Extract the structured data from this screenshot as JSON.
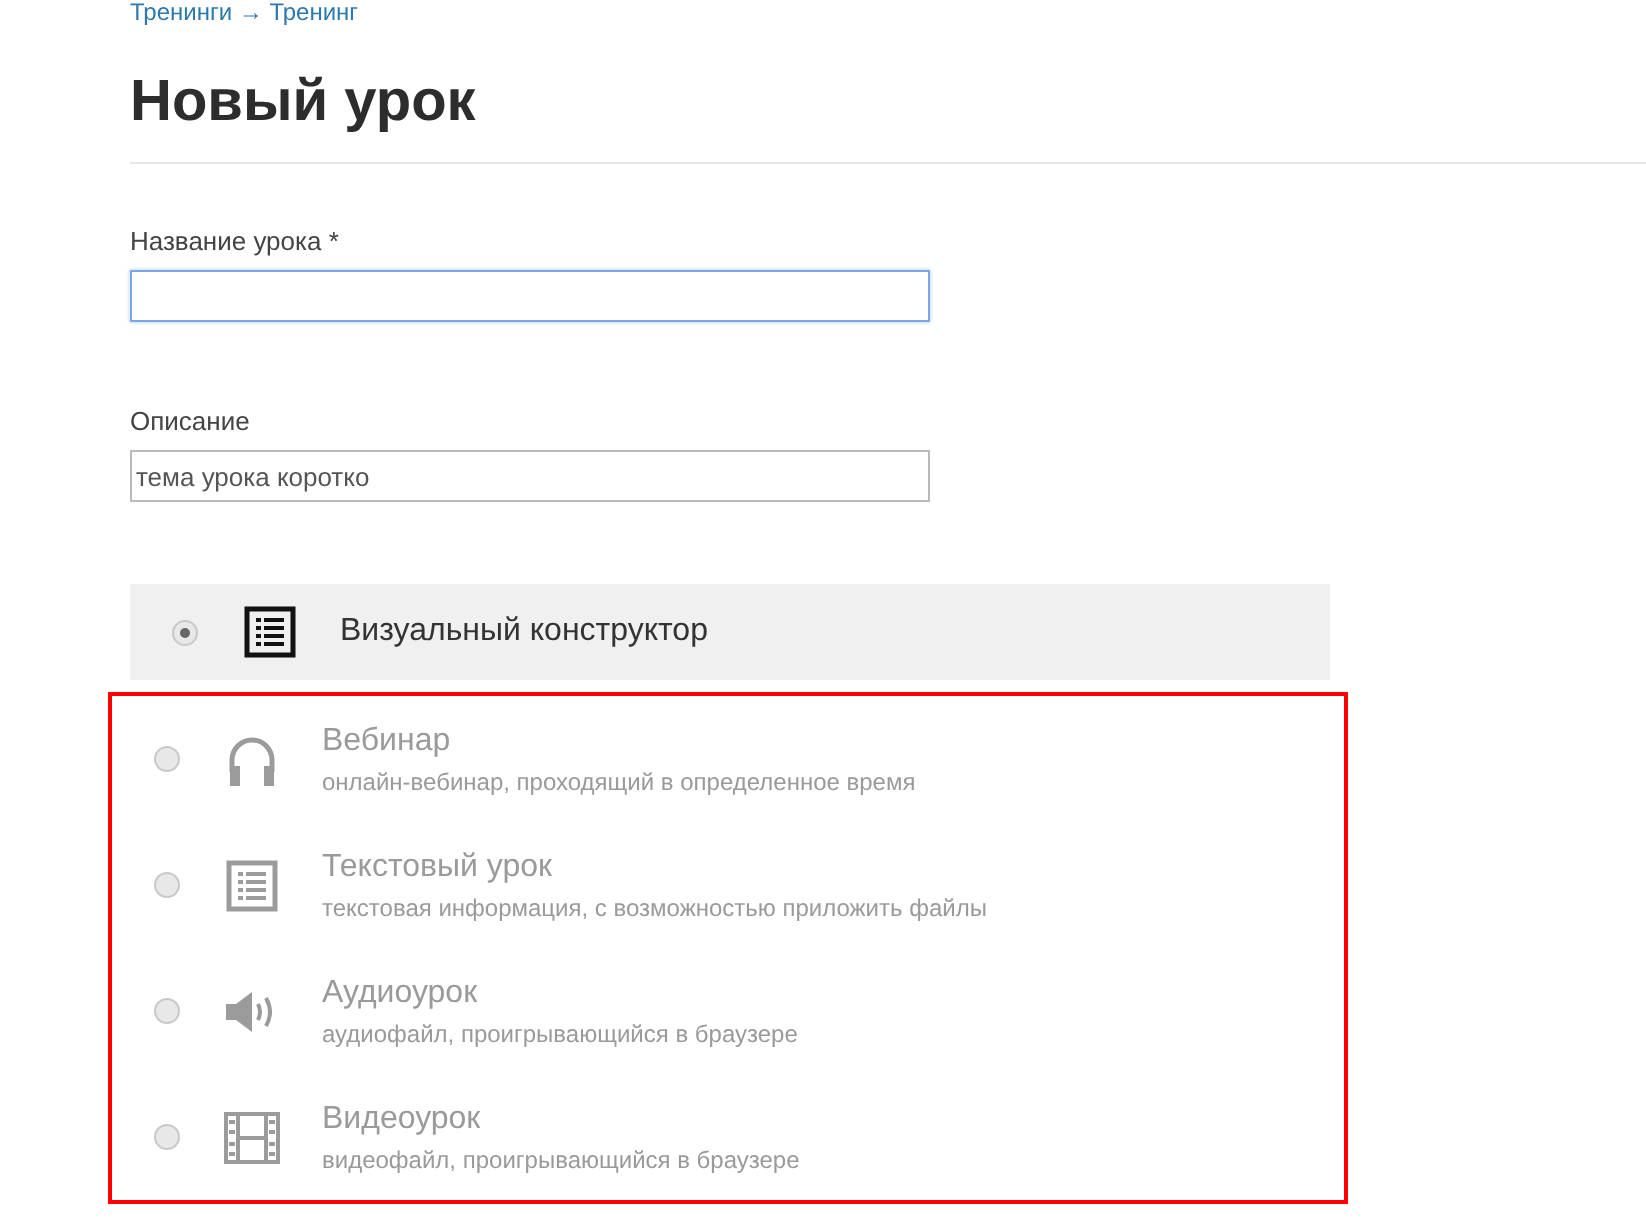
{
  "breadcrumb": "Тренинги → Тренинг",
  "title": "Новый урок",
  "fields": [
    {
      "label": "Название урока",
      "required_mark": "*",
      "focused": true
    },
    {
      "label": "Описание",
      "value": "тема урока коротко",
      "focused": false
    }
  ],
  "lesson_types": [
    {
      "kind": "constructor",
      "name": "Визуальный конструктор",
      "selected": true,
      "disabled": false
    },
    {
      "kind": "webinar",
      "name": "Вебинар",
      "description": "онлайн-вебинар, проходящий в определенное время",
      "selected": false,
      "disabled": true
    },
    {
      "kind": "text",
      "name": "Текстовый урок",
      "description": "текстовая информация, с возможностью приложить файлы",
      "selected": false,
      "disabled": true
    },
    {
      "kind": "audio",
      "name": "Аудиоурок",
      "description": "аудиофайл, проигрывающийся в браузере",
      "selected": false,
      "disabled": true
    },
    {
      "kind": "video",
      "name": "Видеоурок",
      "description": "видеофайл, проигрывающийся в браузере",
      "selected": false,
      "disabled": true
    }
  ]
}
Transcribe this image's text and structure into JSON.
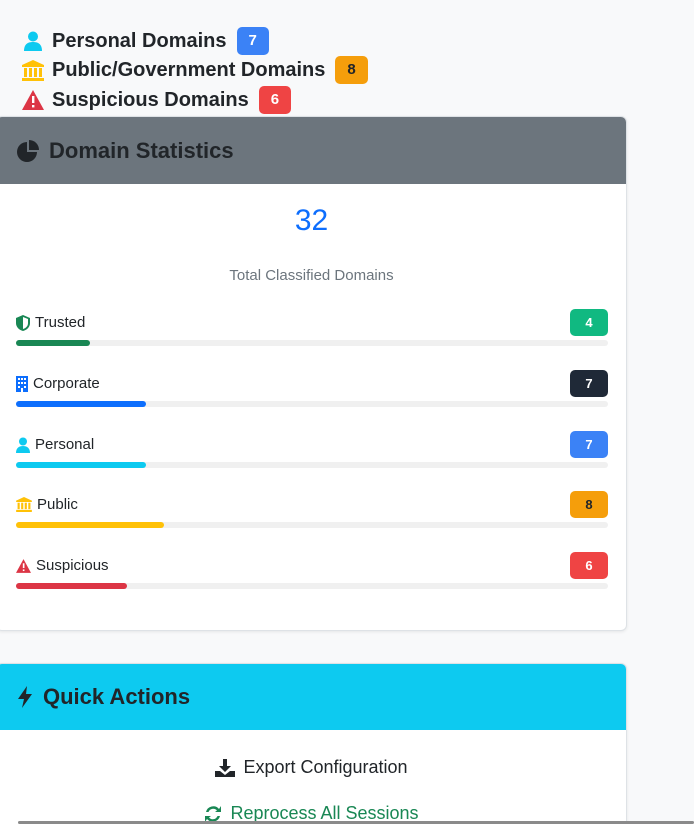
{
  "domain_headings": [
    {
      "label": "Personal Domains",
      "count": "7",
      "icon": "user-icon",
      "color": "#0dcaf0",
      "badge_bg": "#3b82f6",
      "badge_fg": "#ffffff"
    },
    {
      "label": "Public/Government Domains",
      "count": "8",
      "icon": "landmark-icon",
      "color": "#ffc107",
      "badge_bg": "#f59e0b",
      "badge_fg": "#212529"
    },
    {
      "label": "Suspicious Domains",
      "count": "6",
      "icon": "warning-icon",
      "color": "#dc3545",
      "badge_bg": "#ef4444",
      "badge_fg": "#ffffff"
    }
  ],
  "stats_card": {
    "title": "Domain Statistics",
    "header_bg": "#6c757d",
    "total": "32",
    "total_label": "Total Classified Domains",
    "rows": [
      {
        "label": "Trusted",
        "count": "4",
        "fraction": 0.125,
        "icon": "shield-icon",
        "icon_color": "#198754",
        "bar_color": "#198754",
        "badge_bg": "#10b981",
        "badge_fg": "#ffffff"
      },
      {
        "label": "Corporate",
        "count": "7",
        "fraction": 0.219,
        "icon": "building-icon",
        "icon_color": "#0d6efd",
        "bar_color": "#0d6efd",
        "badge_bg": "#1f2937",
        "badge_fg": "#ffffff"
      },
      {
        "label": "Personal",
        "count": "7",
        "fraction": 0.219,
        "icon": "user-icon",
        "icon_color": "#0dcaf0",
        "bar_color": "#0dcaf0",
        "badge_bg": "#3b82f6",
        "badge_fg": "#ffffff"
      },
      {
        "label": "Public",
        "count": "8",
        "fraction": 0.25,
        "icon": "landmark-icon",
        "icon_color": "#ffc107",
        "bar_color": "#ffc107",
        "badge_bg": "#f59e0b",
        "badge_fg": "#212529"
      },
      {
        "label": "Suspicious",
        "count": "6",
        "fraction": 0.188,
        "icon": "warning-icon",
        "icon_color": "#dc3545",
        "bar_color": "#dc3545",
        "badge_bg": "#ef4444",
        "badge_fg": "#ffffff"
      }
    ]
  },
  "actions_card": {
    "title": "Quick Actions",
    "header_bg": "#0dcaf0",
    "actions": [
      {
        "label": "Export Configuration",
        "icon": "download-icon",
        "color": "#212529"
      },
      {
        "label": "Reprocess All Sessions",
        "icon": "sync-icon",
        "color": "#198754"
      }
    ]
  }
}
—————
**What is required**
Copy every line above in which the string "landmark" shows up.

**Reply**
      "icon": "landmark-icon",
        "icon": "landmark-icon",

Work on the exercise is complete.